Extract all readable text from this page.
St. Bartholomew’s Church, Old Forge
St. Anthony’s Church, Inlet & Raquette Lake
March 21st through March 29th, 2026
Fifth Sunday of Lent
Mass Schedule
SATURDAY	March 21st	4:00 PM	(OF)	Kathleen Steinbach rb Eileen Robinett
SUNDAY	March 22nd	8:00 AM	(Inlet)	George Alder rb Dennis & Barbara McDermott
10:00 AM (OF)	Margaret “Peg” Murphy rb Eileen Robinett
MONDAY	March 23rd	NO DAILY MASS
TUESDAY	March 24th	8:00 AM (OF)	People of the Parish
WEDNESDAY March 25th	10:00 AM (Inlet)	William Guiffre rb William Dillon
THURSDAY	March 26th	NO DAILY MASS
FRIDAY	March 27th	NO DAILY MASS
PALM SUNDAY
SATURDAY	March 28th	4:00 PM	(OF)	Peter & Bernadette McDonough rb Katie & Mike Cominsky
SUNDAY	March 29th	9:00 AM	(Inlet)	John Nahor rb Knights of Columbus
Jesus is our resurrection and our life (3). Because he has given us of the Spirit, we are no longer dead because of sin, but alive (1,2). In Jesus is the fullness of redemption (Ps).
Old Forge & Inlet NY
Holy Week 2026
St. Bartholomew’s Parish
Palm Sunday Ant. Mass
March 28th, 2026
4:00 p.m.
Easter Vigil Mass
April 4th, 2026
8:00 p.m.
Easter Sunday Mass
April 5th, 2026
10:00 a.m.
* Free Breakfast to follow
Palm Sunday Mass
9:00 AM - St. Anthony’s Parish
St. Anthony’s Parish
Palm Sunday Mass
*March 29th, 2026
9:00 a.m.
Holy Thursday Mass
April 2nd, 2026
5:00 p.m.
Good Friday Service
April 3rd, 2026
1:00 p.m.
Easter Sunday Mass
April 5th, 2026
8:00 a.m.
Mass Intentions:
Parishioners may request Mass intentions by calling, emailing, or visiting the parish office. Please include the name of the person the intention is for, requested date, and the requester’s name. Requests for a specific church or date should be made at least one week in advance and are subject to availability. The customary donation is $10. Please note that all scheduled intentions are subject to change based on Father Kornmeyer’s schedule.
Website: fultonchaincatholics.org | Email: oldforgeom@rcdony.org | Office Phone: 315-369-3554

####

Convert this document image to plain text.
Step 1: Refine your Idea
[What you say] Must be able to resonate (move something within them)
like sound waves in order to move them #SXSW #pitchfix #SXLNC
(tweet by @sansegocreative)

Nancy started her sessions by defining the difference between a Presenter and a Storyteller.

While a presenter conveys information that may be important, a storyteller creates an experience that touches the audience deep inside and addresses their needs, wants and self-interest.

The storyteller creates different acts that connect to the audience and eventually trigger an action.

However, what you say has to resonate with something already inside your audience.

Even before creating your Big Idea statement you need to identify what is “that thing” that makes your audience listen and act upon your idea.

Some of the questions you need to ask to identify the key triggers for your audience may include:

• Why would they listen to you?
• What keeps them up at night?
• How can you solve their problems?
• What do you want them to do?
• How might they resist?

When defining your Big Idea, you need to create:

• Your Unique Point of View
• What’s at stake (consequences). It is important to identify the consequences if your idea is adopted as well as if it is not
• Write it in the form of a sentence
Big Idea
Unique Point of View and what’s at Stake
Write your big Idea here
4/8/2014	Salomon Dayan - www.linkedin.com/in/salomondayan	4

####

Work to be completed - Locate all lines that include the word "listen" and copy them out.

Result below -
Even before creating your Big Idea statement you need to identify what is “that thing” that makes your audience listen and act upon your idea.
• Why would they listen to you?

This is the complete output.